#### Your assignment
Could each record be restated word for word?

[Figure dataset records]
******

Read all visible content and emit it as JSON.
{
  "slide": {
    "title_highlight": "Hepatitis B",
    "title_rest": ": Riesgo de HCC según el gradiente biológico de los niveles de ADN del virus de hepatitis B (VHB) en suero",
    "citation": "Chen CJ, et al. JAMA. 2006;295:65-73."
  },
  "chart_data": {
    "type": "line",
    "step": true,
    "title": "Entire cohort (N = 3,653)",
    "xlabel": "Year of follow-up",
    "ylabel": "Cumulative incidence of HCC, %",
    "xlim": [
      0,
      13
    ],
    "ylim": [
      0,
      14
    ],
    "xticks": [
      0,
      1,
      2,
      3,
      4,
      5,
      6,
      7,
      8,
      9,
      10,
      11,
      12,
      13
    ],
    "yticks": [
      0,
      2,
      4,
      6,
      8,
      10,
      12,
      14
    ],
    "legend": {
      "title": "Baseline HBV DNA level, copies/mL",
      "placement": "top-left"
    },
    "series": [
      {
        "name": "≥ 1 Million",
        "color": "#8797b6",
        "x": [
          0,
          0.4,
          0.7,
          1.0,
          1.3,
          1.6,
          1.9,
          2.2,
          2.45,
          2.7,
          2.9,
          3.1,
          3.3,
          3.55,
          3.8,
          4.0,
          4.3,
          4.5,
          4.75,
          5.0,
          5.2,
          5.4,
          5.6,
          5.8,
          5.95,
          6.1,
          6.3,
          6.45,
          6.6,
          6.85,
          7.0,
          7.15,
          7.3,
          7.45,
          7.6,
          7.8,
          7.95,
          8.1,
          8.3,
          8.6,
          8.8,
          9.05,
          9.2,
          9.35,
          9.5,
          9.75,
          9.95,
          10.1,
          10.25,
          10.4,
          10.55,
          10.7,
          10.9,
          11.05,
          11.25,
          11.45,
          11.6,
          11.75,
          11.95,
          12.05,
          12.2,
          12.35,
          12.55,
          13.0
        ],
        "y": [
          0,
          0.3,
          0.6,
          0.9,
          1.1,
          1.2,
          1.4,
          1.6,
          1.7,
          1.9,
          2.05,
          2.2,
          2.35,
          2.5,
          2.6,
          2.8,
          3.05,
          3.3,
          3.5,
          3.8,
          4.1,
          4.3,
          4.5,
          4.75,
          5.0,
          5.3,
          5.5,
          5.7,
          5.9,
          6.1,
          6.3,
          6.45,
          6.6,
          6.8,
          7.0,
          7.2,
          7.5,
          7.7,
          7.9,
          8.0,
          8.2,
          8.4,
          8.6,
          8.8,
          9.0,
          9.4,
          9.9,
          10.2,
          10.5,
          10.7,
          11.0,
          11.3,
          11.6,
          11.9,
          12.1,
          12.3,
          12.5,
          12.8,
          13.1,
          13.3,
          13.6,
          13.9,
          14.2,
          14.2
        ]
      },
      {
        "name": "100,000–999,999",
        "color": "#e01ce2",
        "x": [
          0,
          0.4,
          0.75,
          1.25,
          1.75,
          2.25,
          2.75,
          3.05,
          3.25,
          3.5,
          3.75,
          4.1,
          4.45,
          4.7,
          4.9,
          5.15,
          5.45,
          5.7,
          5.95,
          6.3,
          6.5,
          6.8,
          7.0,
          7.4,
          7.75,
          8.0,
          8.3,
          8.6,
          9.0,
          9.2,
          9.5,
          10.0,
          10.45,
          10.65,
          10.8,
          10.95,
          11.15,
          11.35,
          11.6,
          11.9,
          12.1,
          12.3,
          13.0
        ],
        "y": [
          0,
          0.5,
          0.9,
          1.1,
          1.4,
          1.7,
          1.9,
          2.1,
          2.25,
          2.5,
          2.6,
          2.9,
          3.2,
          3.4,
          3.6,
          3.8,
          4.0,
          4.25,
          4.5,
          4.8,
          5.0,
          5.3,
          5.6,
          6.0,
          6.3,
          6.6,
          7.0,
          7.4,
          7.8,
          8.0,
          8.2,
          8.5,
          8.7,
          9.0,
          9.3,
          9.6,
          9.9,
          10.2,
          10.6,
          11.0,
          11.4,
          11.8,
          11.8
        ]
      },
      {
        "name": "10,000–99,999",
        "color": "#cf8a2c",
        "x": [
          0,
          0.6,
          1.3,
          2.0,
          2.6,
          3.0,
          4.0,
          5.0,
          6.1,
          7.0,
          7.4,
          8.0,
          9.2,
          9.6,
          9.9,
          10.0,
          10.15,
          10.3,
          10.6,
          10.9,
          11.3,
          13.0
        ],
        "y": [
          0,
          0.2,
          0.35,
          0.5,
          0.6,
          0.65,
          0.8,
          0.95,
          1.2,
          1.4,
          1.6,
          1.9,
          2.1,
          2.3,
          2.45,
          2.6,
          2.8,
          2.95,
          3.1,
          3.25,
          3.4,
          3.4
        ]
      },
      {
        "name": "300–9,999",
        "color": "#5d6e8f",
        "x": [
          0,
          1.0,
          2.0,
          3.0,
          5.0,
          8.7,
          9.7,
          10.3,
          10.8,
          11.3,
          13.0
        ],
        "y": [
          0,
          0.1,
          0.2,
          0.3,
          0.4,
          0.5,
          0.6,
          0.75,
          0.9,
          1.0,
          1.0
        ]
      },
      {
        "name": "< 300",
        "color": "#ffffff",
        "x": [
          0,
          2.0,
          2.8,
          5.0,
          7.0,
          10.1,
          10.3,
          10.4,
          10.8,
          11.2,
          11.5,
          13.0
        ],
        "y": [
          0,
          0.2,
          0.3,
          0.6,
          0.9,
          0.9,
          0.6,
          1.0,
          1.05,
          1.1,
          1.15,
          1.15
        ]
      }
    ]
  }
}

******

#### Exercise answer
Read all visible content and emit it as JSON.
{
  "slide": {
    "title_highlight": "Hepatitis B",
    "title_rest": ": Riesgo de HCC según el gradiente biológico de los niveles de ADN del virus de hepatitis B (VHB) en suero",
    "citation": "Chen CJ, et al. JAMA. 2006;295:65-73."
  },
  "chart_data": {
    "type": "line",
    "step": true,
    "title": "Entire cohort (N = 3,653)",
    "xlabel": "Year of follow-up",
    "ylabel": "Cumulative incidence of HCC, %",
    "xlim": [
      0,
      13
    ],
    "ylim": [
      0,
      14
    ],
    "xticks": [
      0,
      1,
      2,
      3,
      4,
      5,
      6,
      7,
      8,
      9,
      10,
      11,
      12,
      13
    ],
    "yticks": [
      0,
      2,
      4,
      6,
      8,
      10,
      12,
      14
    ],
    "legend": {
      "title": "Baseline HBV DNA level, copies/mL",
      "placement": "top-left"
    },
    "series": [
      {
        "name": "≥ 1 Million",
        "color": "#8797b6",
        "x": [
          0,
          0.4,
          0.7,
          1.0,
          1.3,
          1.6,
          1.9,
          2.2,
          2.45,
          2.7,
          2.9,
          3.1,
          3.3,
          3.55,
          3.8,
          4.0,
          4.3,
          4.5,
          4.75,
          5.0,
          5.2,
          5.4,
          5.6,
          5.8,
          5.95,
          6.1,
          6.3,
          6.45,
          6.6,
          6.85,
          7.0,
          7.15,
          7.3,
          7.45,
          7.6,
          7.8,
          7.95,
          8.1,
          8.3,
          8.6,
          8.8,
          9.05,
          9.2,
          9.35,
          9.5,
          9.75,
          9.95,
          10.1,
          10.25,
          10.4,
          10.55,
          10.7,
          10.9,
          11.05,
          11.25,
          11.45,
          11.6,
          11.75,
          11.95,
          12.05,
          12.2,
          12.35,
          12.55,
          13.0
        ],
        "y": [
          0,
          0.3,
          0.6,
          0.9,
          1.1,
          1.2,
          1.4,
          1.6,
          1.7,
          1.9,
          2.05,
          2.2,
          2.35,
          2.5,
          2.6,
          2.8,
          3.05,
          3.3,
          3.5,
          3.8,
          4.1,
          4.3,
          4.5,
          4.75,
          5.0,
          5.3,
          5.5,
          5.7,
          5.9,
          6.1,
          6.3,
          6.45,
          6.6,
          6.8,
          7.0,
          7.2,
          7.5,
          7.7,
          7.9,
          8.0,
          8.2,
          8.4,
          8.6,
          8.8,
          9.0,
          9.4,
          9.9,
          10.2,
          10.5,
          10.7,
          11.0,
          11.3,
          11.6,
          11.9,
          12.1,
          12.3,
          12.5,
          12.8,
          13.1,
          13.3,
          13.6,
          13.9,
          14.2,
          14.2
        ]
      },
      {
        "name": "100,000–999,999",
        "color": "#e01ce2",
        "x": [
          0,
          0.4,
          0.75,
          1.25,
          1.75,
          2.25,
          2.75,
          3.05,
          3.25,
          3.5,
          3.75,
          4.1,
          4.45,
          4.7,
          4.9,
          5.15,
          5.45,
          5.7,
          5.95,
          6.3,
          6.5,
          6.8,
          7.0,
          7.4,
          7.75,
          8.0,
          8.3,
          8.6,
          9.0,
          9.2,
          9.5,
          10.0,
          10.45,
          10.65,
          10.8,
          10.95,
          11.15,
          11.35,
          11.6,
          11.9,
          12.1,
          12.3,
          13.0
        ],
        "y": [
          0,
          0.5,
          0.9,
          1.1,
          1.4,
          1.7,
          1.9,
          2.1,
          2.25,
          2.5,
          2.6,
          2.9,
          3.2,
          3.4,
          3.6,
          3.8,
          4.0,
          4.25,
          4.5,
          4.8,
          5.0,
          5.3,
          5.6,
          6.0,
          6.3,
          6.6,
          7.0,
          7.4,
          7.8,
          8.0,
          8.2,
          8.5,
          8.7,
          9.0,
          9.3,
          9.6,
          9.9,
          10.2,
          10.6,
          11.0,
          11.4,
          11.8,
          11.8
        ]
      },
      {
        "name": "10,000–99,999",
        "color": "#cf8a2c",
        "x": [
          0,
          0.6,
          1.3,
          2.0,
          2.6,
          3.0,
          4.0,
          5.0,
          6.1,
          7.0,
          7.4,
          8.0,
          9.2,
          9.6,
          9.9,
          10.0,
          10.15,
          10.3,
          10.6,
          10.9,
          11.3,
          13.0
        ],
        "y": [
          0,
          0.2,
          0.35,
          0.5,
          0.6,
          0.65,
          0.8,
          0.95,
          1.2,
          1.4,
          1.6,
          1.9,
          2.1,
          2.3,
          2.45,
          2.6,
          2.8,
          2.95,
          3.1,
          3.25,
          3.4,
          3.4
        ]
      },
      {
        "name": "300–9,999",
        "color": "#5d6e8f",
        "x": [
          0,
          1.0,
          2.0,
          3.0,
          5.0,
          8.7,
          9.7,
          10.3,
          10.8,
          11.3,
          13.0
        ],
        "y": [
          0,
          0.1,
          0.2,
          0.3,
          0.4,
          0.5,
          0.6,
          0.75,
          0.9,
          1.0,
          1.0
        ]
      },
      {
        "name": "< 300",
        "color": "#ffffff",
        "x": [
          0,
          2.0,
          2.8,
          5.0,
          7.0,
          10.1,
          10.3,
          10.4,
          10.8,
          11.2,
          11.5,
          13.0
        ],
        "y": [
          0,
          0.2,
          0.3,
          0.6,
          0.9,
          0.9,
          0.6,
          1.0,
          1.05,
          1.1,
          1.15,
          1.15
        ]
      }
    ]
  }
}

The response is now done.